* _The task_: Please write out the data that follows, word for word.

* _Exercise materials_:
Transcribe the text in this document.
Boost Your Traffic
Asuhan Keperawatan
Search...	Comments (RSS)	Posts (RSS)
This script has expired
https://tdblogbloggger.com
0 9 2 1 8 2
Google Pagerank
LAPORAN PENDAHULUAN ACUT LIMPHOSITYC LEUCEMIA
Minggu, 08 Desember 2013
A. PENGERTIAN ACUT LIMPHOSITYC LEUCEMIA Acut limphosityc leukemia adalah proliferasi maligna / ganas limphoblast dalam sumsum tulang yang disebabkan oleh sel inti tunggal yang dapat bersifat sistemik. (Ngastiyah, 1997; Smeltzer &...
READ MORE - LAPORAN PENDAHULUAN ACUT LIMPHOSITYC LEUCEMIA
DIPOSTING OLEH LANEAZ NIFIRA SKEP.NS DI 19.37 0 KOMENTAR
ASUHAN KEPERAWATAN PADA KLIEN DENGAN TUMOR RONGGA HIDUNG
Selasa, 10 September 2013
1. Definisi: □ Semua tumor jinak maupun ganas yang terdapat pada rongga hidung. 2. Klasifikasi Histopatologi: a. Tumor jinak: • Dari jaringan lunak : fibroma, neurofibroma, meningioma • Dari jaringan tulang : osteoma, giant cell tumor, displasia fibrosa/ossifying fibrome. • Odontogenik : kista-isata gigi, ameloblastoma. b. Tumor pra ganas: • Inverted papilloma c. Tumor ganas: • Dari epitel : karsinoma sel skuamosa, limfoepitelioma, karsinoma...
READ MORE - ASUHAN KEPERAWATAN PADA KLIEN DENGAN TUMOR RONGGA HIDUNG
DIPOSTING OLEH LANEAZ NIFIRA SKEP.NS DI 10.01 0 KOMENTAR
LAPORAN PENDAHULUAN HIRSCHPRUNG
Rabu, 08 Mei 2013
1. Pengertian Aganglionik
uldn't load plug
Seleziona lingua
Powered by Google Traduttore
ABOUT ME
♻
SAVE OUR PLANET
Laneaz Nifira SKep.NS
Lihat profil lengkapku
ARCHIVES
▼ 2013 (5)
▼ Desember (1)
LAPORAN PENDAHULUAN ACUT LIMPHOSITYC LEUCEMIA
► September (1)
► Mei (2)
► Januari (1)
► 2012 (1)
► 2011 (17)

* _Output for this task_:
Transcribe the text in this document.
Boost Your Traffic
Asuhan Keperawatan
Search...	Comments (RSS)	Posts (RSS)
This script has expired
https://tdblogbloggger.com
0 9 2 1 8 2
Google Pagerank
LAPORAN PENDAHULUAN ACUT LIMPHOSITYC LEUCEMIA
Minggu, 08 Desember 2013
A. PENGERTIAN ACUT LIMPHOSITYC LEUCEMIA Acut limphosityc leukemia adalah proliferasi maligna / ganas limphoblast dalam sumsum tulang yang disebabkan oleh sel inti tunggal yang dapat bersifat sistemik. (Ngastiyah, 1997; Smeltzer &...
READ MORE - LAPORAN PENDAHULUAN ACUT LIMPHOSITYC LEUCEMIA
DIPOSTING OLEH LANEAZ NIFIRA SKEP.NS DI 19.37 0 KOMENTAR
ASUHAN KEPERAWATAN PADA KLIEN DENGAN TUMOR RONGGA HIDUNG
Selasa, 10 September 2013
1. Definisi: □ Semua tumor jinak maupun ganas yang terdapat pada rongga hidung. 2. Klasifikasi Histopatologi: a. Tumor jinak: • Dari jaringan lunak : fibroma, neurofibroma, meningioma • Dari jaringan tulang : osteoma, giant cell tumor, displasia fibrosa/ossifying fibrome. • Odontogenik : kista-isata gigi, ameloblastoma. b. Tumor pra ganas: • Inverted papilloma c. Tumor ganas: • Dari epitel : karsinoma sel skuamosa, limfoepitelioma, karsinoma...
READ MORE - ASUHAN KEPERAWATAN PADA KLIEN DENGAN TUMOR RONGGA HIDUNG
DIPOSTING OLEH LANEAZ NIFIRA SKEP.NS DI 10.01 0 KOMENTAR
LAPORAN PENDAHULUAN HIRSCHPRUNG
Rabu, 08 Mei 2013
1. Pengertian Aganglionik
uldn't load plug
Seleziona lingua
Powered by Google Traduttore
ABOUT ME
♻
SAVE OUR PLANET
Laneaz Nifira SKep.NS
Lihat profil lengkapku
ARCHIVES
▼ 2013 (5)
▼ Desember (1)
LAPORAN PENDAHULUAN ACUT LIMPHOSITYC LEUCEMIA
► September (1)
► Mei (2)
► Januari (1)
► 2012 (1)
► 2011 (17)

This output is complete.